(Saved entries)
>> START

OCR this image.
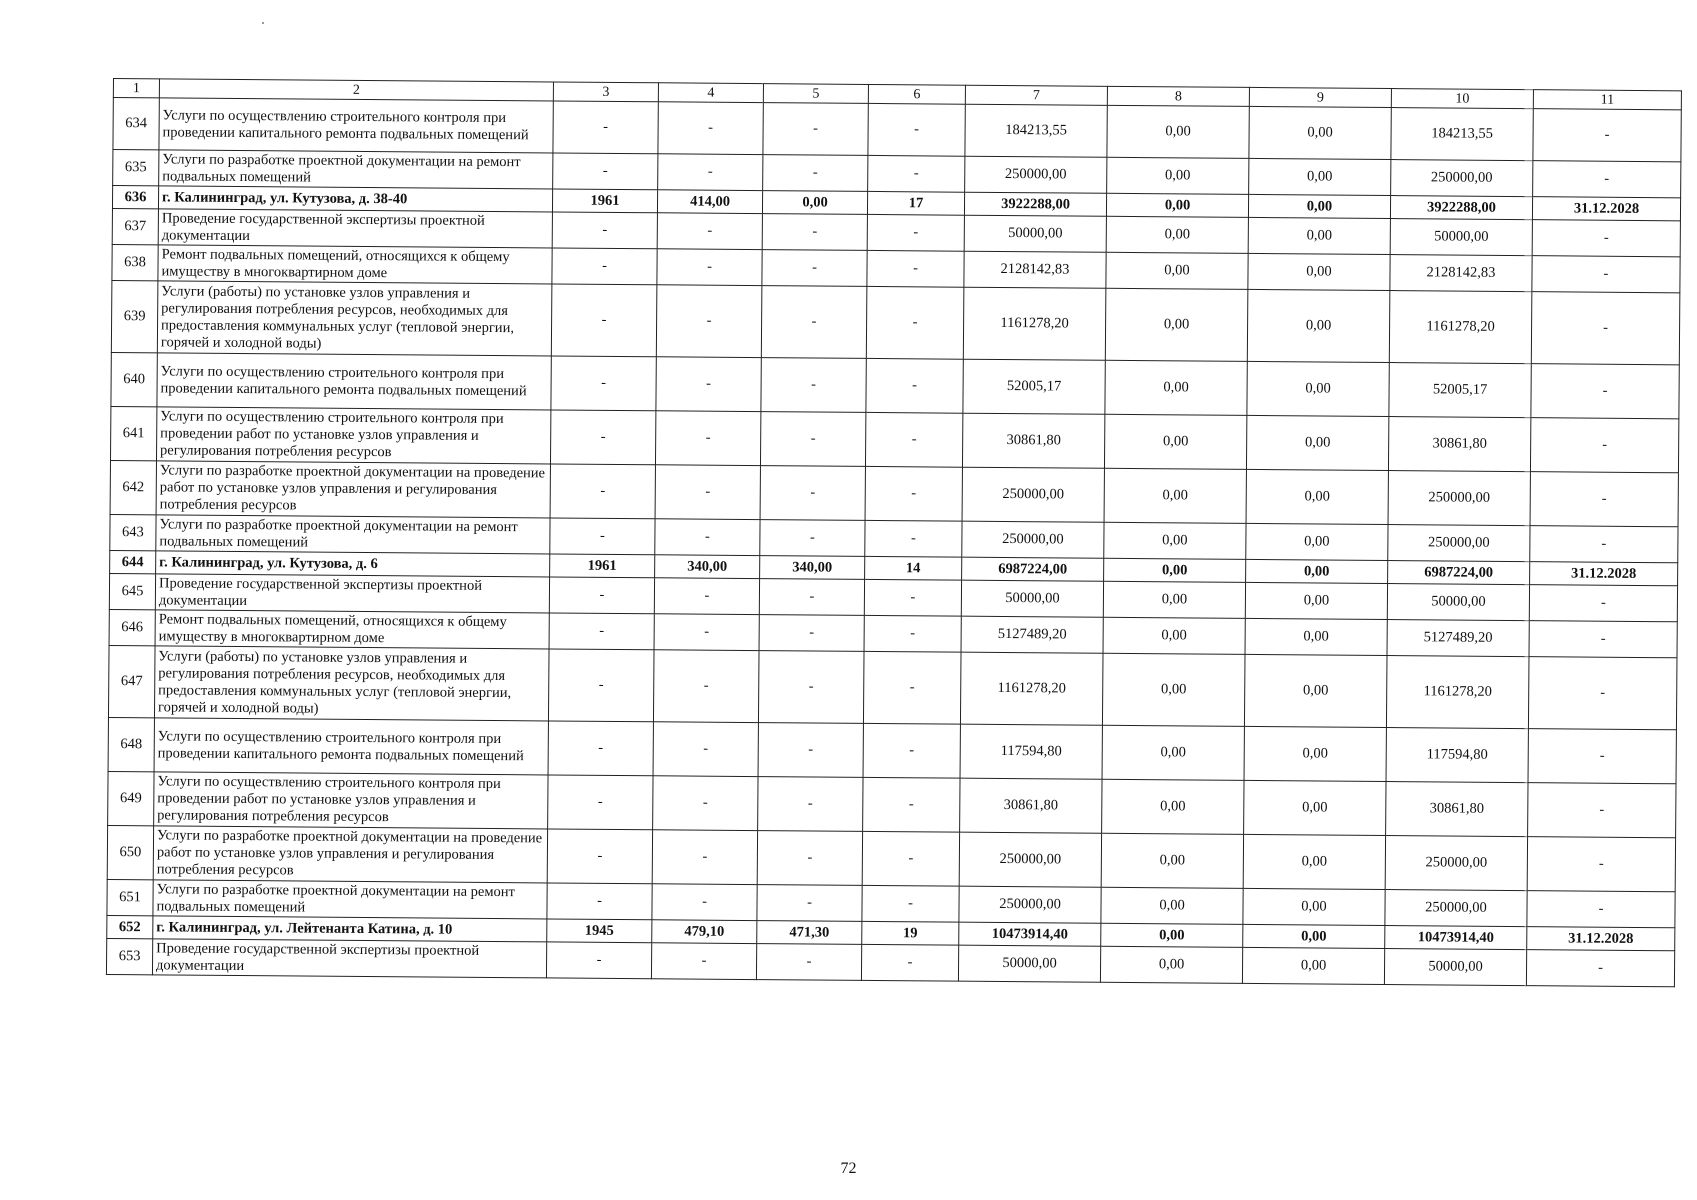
1	2	3	4	5	6	7	8	9	10	11
634	Услуги по осуществлению строительного контроля при проведении капитального ремонта подвальных помещений	-	-	-	-	184213,55	0,00	0,00	184213,55	-
635	Услуги по разработке проектной документации на ремонт подвальных помещений	-	-	-	-	250000,00	0,00	0,00	250000,00	-
636	г. Калининград, ул. Кутузова, д. 38-40	1961	414,00	0,00	17	3922288,00	0,00	0,00	3922288,00	31.12.2028
637	Проведение государственной экспертизы проектной документации	-	-	-	-	50000,00	0,00	0,00	50000,00	-
638	Ремонт подвальных помещений, относящихся к общему имуществу в многоквартирном доме	-	-	-	-	2128142,83	0,00	0,00	2128142,83	-
639	Услуги (работы) по установке узлов управления и регулирования потребления ресурсов, необходимых для предоставления коммунальных услуг (тепловой энергии, горячей и холодной воды)	-	-	-	-	1161278,20	0,00	0,00	1161278,20	-
640	Услуги по осуществлению строительного контроля при проведении капитального ремонта подвальных помещений	-	-	-	-	52005,17	0,00	0,00	52005,17	-
641	Услуги по осуществлению строительного контроля при проведении работ по установке узлов управления и регулирования потребления ресурсов	-	-	-	-	30861,80	0,00	0,00	30861,80	-
642	Услуги по разработке проектной документации на проведение работ по установке узлов управления и регулирования потребления ресурсов	-	-	-	-	250000,00	0,00	0,00	250000,00	-
643	Услуги по разработке проектной документации на ремонт подвальных помещений	-	-	-	-	250000,00	0,00	0,00	250000,00	-
644	г. Калининград, ул. Кутузова, д. 6	1961	340,00	340,00	14	6987224,00	0,00	0,00	6987224,00	31.12.2028
645	Проведение государственной экспертизы проектной документации	-	-	-	-	50000,00	0,00	0,00	50000,00	-
646	Ремонт подвальных помещений, относящихся к общему имуществу в многоквартирном доме	-	-	-	-	5127489,20	0,00	0,00	5127489,20	-
647	Услуги (работы) по установке узлов управления и регулирования потребления ресурсов, необходимых для предоставления коммунальных услуг (тепловой энергии, горячей и холодной воды)	-	-	-	-	1161278,20	0,00	0,00	1161278,20	-
648	Услуги по осуществлению строительного контроля при проведении капитального ремонта подвальных помещений	-	-	-	-	117594,80	0,00	0,00	117594,80	-
649	Услуги по осуществлению строительного контроля при проведении работ по установке узлов управления и регулирования потребления ресурсов	-	-	-	-	30861,80	0,00	0,00	30861,80	-
650	Услуги по разработке проектной документации на проведение работ по установке узлов управления и регулирования потребления ресурсов	-	-	-	-	250000,00	0,00	0,00	250000,00	-
651	Услуги по разработке проектной документации на ремонт подвальных помещений	-	-	-	-	250000,00	0,00	0,00	250000,00	-
652	г. Калининград, ул. Лейтенанта Катина, д. 10	1945	479,10	471,30	19	10473914,40	0,00	0,00	10473914,40	31.12.2028
653	Проведение государственной экспертизы проектной документации	-	-	-	-	50000,00	0,00	0,00	50000,00	-
72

>> END

AIM OF THE EXERCISE:
Omit all pictures while transcribing the entries verbatim.

REPLY TO THE TASK:
OCR this image.
1	2	3	4	5	6	7	8	9	10	11
634	Услуги по осуществлению строительного контроля при проведении капитального ремонта подвальных помещений	-	-	-	-	184213,55	0,00	0,00	184213,55	-
635	Услуги по разработке проектной документации на ремонт подвальных помещений	-	-	-	-	250000,00	0,00	0,00	250000,00	-
636	г. Калининград, ул. Кутузова, д. 38-40	1961	414,00	0,00	17	3922288,00	0,00	0,00	3922288,00	31.12.2028
637	Проведение государственной экспертизы проектной документации	-	-	-	-	50000,00	0,00	0,00	50000,00	-
638	Ремонт подвальных помещений, относящихся к общему имуществу в многоквартирном доме	-	-	-	-	2128142,83	0,00	0,00	2128142,83	-
639	Услуги (работы) по установке узлов управления и регулирования потребления ресурсов, необходимых для предоставления коммунальных услуг (тепловой энергии, горячей и холодной воды)	-	-	-	-	1161278,20	0,00	0,00	1161278,20	-
640	Услуги по осуществлению строительного контроля при проведении капитального ремонта подвальных помещений	-	-	-	-	52005,17	0,00	0,00	52005,17	-
641	Услуги по осуществлению строительного контроля при проведении работ по установке узлов управления и регулирования потребления ресурсов	-	-	-	-	30861,80	0,00	0,00	30861,80	-
642	Услуги по разработке проектной документации на проведение работ по установке узлов управления и регулирования потребления ресурсов	-	-	-	-	250000,00	0,00	0,00	250000,00	-
643	Услуги по разработке проектной документации на ремонт подвальных помещений	-	-	-	-	250000,00	0,00	0,00	250000,00	-
644	г. Калининград, ул. Кутузова, д. 6	1961	340,00	340,00	14	6987224,00	0,00	0,00	6987224,00	31.12.2028
645	Проведение государственной экспертизы проектной документации	-	-	-	-	50000,00	0,00	0,00	50000,00	-
646	Ремонт подвальных помещений, относящихся к общему имуществу в многоквартирном доме	-	-	-	-	5127489,20	0,00	0,00	5127489,20	-
647	Услуги (работы) по установке узлов управления и регулирования потребления ресурсов, необходимых для предоставления коммунальных услуг (тепловой энергии, горячей и холодной воды)	-	-	-	-	1161278,20	0,00	0,00	1161278,20	-
648	Услуги по осуществлению строительного контроля при проведении капитального ремонта подвальных помещений	-	-	-	-	117594,80	0,00	0,00	117594,80	-
649	Услуги по осуществлению строительного контроля при проведении работ по установке узлов управления и регулирования потребления ресурсов	-	-	-	-	30861,80	0,00	0,00	30861,80	-
650	Услуги по разработке проектной документации на проведение работ по установке узлов управления и регулирования потребления ресурсов	-	-	-	-	250000,00	0,00	0,00	250000,00	-
651	Услуги по разработке проектной документации на ремонт подвальных помещений	-	-	-	-	250000,00	0,00	0,00	250000,00	-
652	г. Калининград, ул. Лейтенанта Катина, д. 10	1945	479,10	471,30	19	10473914,40	0,00	0,00	10473914,40	31.12.2028
653	Проведение государственной экспертизы проектной документации	-	-	-	-	50000,00	0,00	0,00	50000,00	-
72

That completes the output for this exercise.